* Exercise brief *
Scan the data for "html" and copy the lines it appears in.

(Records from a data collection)
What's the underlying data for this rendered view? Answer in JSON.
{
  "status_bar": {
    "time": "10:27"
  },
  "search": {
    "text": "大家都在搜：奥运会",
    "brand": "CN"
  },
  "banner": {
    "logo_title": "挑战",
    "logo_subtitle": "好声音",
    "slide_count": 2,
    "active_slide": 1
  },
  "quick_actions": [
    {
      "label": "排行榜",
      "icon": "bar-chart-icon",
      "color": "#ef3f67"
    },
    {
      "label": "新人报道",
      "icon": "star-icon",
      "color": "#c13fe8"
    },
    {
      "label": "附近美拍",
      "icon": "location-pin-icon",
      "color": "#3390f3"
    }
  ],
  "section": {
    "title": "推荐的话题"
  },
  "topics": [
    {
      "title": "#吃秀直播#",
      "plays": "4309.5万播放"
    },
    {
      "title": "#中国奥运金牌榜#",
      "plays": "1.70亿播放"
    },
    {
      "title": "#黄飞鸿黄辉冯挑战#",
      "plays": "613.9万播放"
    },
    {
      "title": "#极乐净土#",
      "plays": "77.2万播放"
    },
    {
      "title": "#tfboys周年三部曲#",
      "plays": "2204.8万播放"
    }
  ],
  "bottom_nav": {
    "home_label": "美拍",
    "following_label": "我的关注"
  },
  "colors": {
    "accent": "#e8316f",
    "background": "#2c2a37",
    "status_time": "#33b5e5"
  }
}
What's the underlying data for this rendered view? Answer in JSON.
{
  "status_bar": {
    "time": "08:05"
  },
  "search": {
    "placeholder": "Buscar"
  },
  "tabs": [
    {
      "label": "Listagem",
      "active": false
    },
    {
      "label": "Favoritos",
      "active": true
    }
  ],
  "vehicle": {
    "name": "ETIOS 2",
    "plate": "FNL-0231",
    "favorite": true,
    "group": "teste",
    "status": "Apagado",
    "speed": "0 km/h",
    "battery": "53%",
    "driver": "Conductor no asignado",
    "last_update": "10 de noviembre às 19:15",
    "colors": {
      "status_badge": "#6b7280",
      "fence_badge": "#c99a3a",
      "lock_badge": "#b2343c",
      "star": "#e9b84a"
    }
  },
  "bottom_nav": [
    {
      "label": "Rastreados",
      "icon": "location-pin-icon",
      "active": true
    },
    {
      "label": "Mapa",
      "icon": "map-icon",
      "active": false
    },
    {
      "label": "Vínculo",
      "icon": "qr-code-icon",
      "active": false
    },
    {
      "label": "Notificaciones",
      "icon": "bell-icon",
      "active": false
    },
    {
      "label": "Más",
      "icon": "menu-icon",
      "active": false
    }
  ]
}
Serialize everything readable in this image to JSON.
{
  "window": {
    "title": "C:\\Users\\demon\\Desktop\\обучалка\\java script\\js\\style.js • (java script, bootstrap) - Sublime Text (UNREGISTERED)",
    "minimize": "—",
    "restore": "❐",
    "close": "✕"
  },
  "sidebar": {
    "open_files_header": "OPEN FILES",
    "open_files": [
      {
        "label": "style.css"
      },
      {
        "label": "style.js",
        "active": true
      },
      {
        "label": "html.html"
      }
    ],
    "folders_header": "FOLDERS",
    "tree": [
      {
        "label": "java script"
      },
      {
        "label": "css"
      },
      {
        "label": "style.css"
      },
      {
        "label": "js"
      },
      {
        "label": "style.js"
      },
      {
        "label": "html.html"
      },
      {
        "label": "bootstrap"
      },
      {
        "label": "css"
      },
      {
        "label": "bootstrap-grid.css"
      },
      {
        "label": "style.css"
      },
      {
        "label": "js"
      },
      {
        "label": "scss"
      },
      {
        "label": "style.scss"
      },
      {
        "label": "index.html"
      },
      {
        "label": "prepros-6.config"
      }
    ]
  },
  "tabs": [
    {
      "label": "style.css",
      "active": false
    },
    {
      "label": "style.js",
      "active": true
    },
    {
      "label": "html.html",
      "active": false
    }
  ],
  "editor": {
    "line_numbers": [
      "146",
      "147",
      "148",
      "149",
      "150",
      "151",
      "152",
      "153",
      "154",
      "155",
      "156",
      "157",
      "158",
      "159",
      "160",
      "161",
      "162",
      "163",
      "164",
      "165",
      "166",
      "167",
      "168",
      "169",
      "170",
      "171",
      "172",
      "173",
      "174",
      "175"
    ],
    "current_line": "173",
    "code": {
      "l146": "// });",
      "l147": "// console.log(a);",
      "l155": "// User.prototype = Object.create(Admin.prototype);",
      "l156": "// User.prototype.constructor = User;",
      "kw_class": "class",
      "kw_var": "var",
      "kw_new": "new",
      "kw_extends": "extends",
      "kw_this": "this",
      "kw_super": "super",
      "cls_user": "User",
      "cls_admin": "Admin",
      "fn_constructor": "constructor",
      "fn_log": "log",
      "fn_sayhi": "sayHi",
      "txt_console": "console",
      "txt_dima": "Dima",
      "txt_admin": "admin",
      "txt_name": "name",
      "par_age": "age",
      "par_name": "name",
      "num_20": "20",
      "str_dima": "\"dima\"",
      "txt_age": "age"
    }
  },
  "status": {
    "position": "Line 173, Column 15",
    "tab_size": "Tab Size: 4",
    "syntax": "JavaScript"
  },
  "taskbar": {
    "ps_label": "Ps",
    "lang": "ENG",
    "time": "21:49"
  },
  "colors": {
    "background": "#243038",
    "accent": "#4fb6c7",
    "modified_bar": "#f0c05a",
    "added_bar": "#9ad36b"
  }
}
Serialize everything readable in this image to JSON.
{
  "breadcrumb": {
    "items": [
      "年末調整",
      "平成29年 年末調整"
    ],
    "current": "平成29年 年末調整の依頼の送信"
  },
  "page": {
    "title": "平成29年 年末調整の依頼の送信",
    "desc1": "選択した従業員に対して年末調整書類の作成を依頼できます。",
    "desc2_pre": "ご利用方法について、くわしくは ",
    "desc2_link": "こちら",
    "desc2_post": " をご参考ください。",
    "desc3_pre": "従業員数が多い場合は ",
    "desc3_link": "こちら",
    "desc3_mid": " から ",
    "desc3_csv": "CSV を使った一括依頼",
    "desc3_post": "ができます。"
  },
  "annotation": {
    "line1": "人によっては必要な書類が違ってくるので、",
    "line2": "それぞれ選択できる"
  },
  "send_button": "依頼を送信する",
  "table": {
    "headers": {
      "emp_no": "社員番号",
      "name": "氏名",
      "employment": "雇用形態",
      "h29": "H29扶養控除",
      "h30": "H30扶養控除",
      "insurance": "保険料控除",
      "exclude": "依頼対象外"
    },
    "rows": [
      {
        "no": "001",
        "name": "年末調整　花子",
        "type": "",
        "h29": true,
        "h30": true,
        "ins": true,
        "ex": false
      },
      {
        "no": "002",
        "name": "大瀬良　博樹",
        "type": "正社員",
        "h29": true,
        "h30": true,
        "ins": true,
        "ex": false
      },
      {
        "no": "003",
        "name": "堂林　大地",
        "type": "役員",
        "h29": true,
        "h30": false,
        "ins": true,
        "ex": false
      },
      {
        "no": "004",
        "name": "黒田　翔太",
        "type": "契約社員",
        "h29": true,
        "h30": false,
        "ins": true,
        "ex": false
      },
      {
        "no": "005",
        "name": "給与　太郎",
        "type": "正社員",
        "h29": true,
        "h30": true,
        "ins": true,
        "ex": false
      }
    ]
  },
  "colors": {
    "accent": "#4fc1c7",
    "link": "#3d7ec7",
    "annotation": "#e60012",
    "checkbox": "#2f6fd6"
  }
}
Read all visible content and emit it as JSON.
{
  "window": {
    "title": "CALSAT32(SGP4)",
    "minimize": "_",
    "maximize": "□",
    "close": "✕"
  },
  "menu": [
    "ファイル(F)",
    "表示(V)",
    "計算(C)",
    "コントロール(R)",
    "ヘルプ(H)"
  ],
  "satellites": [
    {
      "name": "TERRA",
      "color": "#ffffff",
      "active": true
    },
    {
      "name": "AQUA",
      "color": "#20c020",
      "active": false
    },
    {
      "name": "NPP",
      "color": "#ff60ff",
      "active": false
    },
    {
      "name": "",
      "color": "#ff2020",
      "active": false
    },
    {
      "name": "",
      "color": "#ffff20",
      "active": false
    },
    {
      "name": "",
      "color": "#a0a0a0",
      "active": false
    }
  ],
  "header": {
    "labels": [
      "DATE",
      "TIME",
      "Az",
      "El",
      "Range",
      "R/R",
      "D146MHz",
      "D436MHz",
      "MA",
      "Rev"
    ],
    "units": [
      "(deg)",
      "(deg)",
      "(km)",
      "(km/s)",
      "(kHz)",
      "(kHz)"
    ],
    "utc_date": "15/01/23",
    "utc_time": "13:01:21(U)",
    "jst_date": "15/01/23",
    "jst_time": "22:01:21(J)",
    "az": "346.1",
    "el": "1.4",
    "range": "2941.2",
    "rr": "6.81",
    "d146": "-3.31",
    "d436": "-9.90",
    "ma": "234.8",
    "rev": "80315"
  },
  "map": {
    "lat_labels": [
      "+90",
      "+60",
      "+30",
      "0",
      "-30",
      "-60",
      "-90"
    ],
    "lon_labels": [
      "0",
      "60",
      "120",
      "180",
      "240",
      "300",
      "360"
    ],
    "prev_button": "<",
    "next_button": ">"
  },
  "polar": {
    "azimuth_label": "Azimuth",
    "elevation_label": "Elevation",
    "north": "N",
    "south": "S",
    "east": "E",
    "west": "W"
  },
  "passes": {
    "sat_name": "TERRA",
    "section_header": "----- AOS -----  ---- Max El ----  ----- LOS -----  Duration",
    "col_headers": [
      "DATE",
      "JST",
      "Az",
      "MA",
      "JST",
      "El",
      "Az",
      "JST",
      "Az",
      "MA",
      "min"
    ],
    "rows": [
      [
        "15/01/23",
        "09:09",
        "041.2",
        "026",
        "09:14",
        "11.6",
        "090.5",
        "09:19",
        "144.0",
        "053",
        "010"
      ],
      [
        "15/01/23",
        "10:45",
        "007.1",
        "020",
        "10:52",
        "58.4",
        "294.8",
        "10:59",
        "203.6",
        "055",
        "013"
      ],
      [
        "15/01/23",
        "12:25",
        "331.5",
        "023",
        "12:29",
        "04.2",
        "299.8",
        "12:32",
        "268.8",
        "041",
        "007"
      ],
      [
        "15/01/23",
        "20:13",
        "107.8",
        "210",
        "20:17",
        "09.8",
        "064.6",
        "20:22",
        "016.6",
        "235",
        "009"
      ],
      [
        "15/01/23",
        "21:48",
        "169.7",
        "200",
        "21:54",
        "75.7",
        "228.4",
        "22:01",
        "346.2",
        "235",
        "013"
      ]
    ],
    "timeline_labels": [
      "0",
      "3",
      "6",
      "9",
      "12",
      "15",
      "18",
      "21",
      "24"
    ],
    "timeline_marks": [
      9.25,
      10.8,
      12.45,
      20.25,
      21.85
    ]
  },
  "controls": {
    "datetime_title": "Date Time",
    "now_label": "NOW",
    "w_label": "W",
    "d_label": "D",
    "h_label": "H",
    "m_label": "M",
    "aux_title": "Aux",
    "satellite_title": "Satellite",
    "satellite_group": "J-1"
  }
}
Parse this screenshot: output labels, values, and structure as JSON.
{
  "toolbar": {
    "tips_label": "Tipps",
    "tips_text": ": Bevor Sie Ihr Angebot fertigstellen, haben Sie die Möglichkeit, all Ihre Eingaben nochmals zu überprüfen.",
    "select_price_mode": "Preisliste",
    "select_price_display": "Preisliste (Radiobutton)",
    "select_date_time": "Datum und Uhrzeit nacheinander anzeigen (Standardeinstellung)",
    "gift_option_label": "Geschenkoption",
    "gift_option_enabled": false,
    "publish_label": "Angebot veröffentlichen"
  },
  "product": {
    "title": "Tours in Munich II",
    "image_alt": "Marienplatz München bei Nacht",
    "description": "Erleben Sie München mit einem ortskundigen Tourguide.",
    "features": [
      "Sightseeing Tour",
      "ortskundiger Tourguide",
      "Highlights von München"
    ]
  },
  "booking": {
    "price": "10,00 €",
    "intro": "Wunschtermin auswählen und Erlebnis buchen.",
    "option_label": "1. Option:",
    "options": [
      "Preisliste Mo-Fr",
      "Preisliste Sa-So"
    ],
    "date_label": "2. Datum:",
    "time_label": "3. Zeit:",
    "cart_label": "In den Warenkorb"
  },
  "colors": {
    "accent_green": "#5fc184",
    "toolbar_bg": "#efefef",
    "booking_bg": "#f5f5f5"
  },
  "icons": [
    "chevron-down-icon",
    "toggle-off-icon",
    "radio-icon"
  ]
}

* Solution *
        "label": "html.html"
        "label": "html.html"
        "label": "index.html"
      "label": "html.html",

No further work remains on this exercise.